Copy out all the records, word for word.

★ ★ ★ ★

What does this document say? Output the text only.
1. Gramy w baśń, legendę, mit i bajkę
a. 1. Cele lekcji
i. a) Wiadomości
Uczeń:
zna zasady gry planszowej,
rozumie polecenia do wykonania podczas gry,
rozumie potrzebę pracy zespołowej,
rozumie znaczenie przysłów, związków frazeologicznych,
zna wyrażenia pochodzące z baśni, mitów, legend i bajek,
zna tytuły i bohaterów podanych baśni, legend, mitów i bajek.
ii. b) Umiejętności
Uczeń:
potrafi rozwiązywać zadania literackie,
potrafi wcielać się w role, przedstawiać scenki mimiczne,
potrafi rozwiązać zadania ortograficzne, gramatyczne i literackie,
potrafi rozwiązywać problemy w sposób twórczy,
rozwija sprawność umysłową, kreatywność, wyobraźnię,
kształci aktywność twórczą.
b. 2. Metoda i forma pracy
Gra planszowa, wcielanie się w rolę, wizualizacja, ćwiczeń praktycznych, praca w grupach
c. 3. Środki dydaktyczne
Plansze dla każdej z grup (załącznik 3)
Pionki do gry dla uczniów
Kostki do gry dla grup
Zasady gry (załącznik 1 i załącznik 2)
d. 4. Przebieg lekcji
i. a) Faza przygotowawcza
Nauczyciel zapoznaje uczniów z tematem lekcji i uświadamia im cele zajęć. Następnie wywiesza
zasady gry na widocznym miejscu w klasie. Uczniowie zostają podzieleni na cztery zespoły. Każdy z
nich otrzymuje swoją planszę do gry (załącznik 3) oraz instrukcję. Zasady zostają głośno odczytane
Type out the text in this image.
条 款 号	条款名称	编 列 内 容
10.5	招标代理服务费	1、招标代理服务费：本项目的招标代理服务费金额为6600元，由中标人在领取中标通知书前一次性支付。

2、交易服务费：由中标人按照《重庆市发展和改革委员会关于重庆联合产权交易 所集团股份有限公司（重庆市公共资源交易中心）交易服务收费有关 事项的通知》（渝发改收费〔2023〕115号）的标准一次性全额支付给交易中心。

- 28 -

★ ★ ★ ★

Answer for this exercise:
What does this document say? Output the text only.
1. Gramy w baśń, legendę, mit i bajkę
a. 1. Cele lekcji
i. a) Wiadomości
Uczeń:
zna zasady gry planszowej,
rozumie polecenia do wykonania podczas gry,
rozumie potrzebę pracy zespołowej,
rozumie znaczenie przysłów, związków frazeologicznych,
zna wyrażenia pochodzące z baśni, mitów, legend i bajek,
zna tytuły i bohaterów podanych baśni, legend, mitów i bajek.
ii. b) Umiejętności
Uczeń:
potrafi rozwiązywać zadania literackie,
potrafi wcielać się w role, przedstawiać scenki mimiczne,
potrafi rozwiązać zadania ortograficzne, gramatyczne i literackie,
potrafi rozwiązywać problemy w sposób twórczy,
rozwija sprawność umysłową, kreatywność, wyobraźnię,
kształci aktywność twórczą.
b. 2. Metoda i forma pracy
Gra planszowa, wcielanie się w rolę, wizualizacja, ćwiczeń praktycznych, praca w grupach
c. 3. Środki dydaktyczne
Plansze dla każdej z grup (załącznik 3)
Pionki do gry dla uczniów
Kostki do gry dla grup
Zasady gry (załącznik 1 i załącznik 2)
d. 4. Przebieg lekcji
i. a) Faza przygotowawcza
Nauczyciel zapoznaje uczniów z tematem lekcji i uświadamia im cele zajęć. Następnie wywiesza
zasady gry na widocznym miejscu w klasie. Uczniowie zostają podzieleni na cztery zespoły. Każdy z
nich otrzymuje swoją planszę do gry (załącznik 3) oraz instrukcję. Zasady zostają głośno odczytane
Type out the text in this image.
条 款 号	条款名称	编 列 内 容
10.5	招标代理服务费	1、招标代理服务费：本项目的招标代理服务费金额为6600元，由中标人在领取中标通知书前一次性支付。

2、交易服务费：由中标人按照《重庆市发展和改革委员会关于重庆联合产权交易 所集团股份有限公司（重庆市公共资源交易中心）交易服务收费有关 事项的通知》（渝发改收费〔2023〕115号）的标准一次性全额支付给交易中心。

- 28 -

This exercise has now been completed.